## Written exercise
Identify all lines below that hold "text" and collect them.

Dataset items
##############################
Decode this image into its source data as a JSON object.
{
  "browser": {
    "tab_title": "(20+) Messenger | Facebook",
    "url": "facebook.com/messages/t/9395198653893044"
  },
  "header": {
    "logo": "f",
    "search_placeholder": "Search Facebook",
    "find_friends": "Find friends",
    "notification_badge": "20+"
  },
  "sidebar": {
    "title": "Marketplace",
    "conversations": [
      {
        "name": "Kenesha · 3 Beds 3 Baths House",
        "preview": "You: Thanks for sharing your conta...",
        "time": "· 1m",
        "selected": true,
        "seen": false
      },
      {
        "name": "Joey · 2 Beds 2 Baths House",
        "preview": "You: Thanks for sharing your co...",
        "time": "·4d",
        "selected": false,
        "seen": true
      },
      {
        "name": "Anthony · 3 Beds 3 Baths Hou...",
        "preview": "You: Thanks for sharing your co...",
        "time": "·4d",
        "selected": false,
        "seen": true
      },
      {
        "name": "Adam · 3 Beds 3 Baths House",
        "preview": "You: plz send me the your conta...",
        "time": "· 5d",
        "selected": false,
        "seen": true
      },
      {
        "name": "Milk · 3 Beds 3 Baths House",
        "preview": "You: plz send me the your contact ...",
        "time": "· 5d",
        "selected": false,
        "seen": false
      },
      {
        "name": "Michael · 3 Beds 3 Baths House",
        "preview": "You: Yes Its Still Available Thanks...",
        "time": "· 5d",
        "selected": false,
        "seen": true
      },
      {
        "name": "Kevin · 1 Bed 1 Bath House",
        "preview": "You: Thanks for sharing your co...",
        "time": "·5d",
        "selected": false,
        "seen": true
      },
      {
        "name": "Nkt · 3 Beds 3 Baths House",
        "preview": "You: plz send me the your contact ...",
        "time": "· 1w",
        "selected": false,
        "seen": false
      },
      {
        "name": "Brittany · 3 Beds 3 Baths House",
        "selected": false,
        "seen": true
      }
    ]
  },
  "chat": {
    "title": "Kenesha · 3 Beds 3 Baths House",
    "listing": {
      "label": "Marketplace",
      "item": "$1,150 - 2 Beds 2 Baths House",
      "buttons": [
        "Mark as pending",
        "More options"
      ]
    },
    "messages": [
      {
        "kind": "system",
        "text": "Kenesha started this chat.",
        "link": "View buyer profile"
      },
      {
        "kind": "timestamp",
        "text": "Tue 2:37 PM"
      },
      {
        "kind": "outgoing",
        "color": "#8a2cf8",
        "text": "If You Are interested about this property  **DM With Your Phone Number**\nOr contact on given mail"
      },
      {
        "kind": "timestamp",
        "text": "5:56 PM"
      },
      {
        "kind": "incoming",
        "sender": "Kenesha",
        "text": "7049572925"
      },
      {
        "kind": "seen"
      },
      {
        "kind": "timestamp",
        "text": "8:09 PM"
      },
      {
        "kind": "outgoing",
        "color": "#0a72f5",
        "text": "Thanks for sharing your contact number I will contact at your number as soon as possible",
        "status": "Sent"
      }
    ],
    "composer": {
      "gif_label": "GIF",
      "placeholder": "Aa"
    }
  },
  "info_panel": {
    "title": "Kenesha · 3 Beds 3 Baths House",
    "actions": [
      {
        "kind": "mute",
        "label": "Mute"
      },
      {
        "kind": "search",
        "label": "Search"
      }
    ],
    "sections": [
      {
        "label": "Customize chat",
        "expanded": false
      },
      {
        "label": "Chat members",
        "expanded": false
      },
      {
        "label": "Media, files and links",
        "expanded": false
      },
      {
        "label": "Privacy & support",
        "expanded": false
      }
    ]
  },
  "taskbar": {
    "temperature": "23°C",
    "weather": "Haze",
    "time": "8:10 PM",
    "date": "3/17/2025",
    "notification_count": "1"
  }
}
##############################
## Written answer
        "text": "Kenesha started this chat.",
        "text": "Tue 2:37 PM"
        "text": "If You Are interested about this property  **DM With Your Phone Number**\nOr contact on given mail"
        "text": "5:56 PM"
        "text": "7049572925"
        "text": "8:09 PM"
        "text": "Thanks for sharing your contact number I will contact at your number as soon as possible",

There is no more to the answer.